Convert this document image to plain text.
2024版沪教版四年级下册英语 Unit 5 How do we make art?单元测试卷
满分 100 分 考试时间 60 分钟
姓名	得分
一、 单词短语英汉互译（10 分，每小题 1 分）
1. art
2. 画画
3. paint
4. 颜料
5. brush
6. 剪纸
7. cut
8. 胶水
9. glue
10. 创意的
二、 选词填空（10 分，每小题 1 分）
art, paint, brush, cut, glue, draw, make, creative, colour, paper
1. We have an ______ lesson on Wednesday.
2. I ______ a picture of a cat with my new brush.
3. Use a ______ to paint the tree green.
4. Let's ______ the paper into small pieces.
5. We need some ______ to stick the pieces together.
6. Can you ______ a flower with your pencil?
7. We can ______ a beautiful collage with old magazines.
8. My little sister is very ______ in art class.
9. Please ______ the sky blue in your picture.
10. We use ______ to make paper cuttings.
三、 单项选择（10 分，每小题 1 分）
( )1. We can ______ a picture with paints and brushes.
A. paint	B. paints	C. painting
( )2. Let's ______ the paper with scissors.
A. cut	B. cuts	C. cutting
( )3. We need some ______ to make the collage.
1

====

= What is being asked =
Repeat every line of the data, exactly and in full.

= Solution for this task =
Convert this document image to plain text.
2024版沪教版四年级下册英语 Unit 5 How do we make art?单元测试卷
满分 100 分 考试时间 60 分钟
姓名	得分
一、 单词短语英汉互译（10 分，每小题 1 分）
1. art
2. 画画
3. paint
4. 颜料
5. brush
6. 剪纸
7. cut
8. 胶水
9. glue
10. 创意的
二、 选词填空（10 分，每小题 1 分）
art, paint, brush, cut, glue, draw, make, creative, colour, paper
1. We have an ______ lesson on Wednesday.
2. I ______ a picture of a cat with my new brush.
3. Use a ______ to paint the tree green.
4. Let's ______ the paper into small pieces.
5. We need some ______ to stick the pieces together.
6. Can you ______ a flower with your pencil?
7. We can ______ a beautiful collage with old magazines.
8. My little sister is very ______ in art class.
9. Please ______ the sky blue in your picture.
10. We use ______ to make paper cuttings.
三、 单项选择（10 分，每小题 1 分）
( )1. We can ______ a picture with paints and brushes.
A. paint	B. paints	C. painting
( )2. Let's ______ the paper with scissors.
A. cut	B. cuts	C. cutting
( )3. We need some ______ to make the collage.
1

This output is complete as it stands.